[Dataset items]
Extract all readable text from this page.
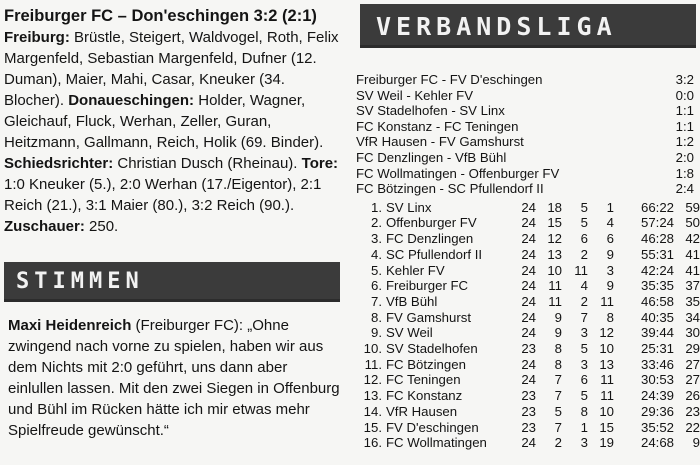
Freiburger FC – Don'eschingen 3:2 (2:1)

Freiburg: Brüstle, Steigert, Waldvogel, Roth, Felix Margenfeld, Sebastian Margenfeld, Dufner (12. Duman), Maier, Mahi, Casar, Kneuker (34. Blocher). Donaueschingen: Holder, Wagner, Gleichauf, Fluck, Werhan, Zeller, Guran, Heitzmann, Gallmann, Reich, Holik (69. Binder). Schiedsrichter: Christian Dusch (Rheinau). Tore: 1:0 Kneuker (5.), 2:0 Werhan (17./Eigentor), 2:1 Reich (21.), 3:1 Maier (80.), 3:2 Reich (90.). Zuschauer: 250.

STIMMEN

Maxi Heidenreich (Freiburger FC): „Ohne zwingend nach vorne zu spielen, haben wir aus dem Nichts mit 2:0 geführt, uns dann aber einlullen lassen. Mit den zwei Siegen in Offenburg und Bühl im Rücken hätte ich mir etwas mehr Spielfreude gewünscht.“

VERBANDSLIGA
Freiburger FC - FV D'eschingen	3:2
SV Weil - Kehler FV	0:0
SV Stadelhofen - SV Linx	1:1
FC Konstanz - FC Teningen	1:1
VfR Hausen - FV Gamshurst	1:2
FC Denzlingen - VfB Bühl	2:0
FC Wollmatingen - Offenburger FV	1:8
FC Bötzingen - SC Pfullendorf II	2:4
1.	SV Linx	24	18	5	1	66:22	59
2.	Offenburger FV	24	15	5	4	57:24	50
3.	FC Denzlingen	24	12	6	6	46:28	42
4.	SC Pfullendorf II	24	13	2	9	55:31	41
5.	Kehler FV	24	10	11	3	42:24	41
6.	Freiburger FC	24	11	4	9	35:35	37
7.	VfB Bühl	24	11	2	11	46:58	35
8.	FV Gamshurst	24	9	7	8	40:35	34
9.	SV Weil	24	9	3	12	39:44	30
10.	SV Stadelhofen	23	8	5	10	25:31	29
11.	FC Bötzingen	24	8	3	13	33:46	27
12.	FC Teningen	24	7	6	11	30:53	27
13.	FC Konstanz	23	7	5	11	24:39	26
14.	VfR Hausen	23	5	8	10	29:36	23
15.	FV D'eschingen	23	7	1	15	35:52	22
16.	FC Wollmatingen	24	2	3	19	24:68	9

* [PROBLEM TO SOLVE]: Search the data above for the word "Pfullendorf", then gather each line in which it appears.

* [EXERCISE OUTPUT]:
FC Bötzingen - SC Pfullendorf II	2:4
4.	SC Pfullendorf II	24	13	2	9	55:31	41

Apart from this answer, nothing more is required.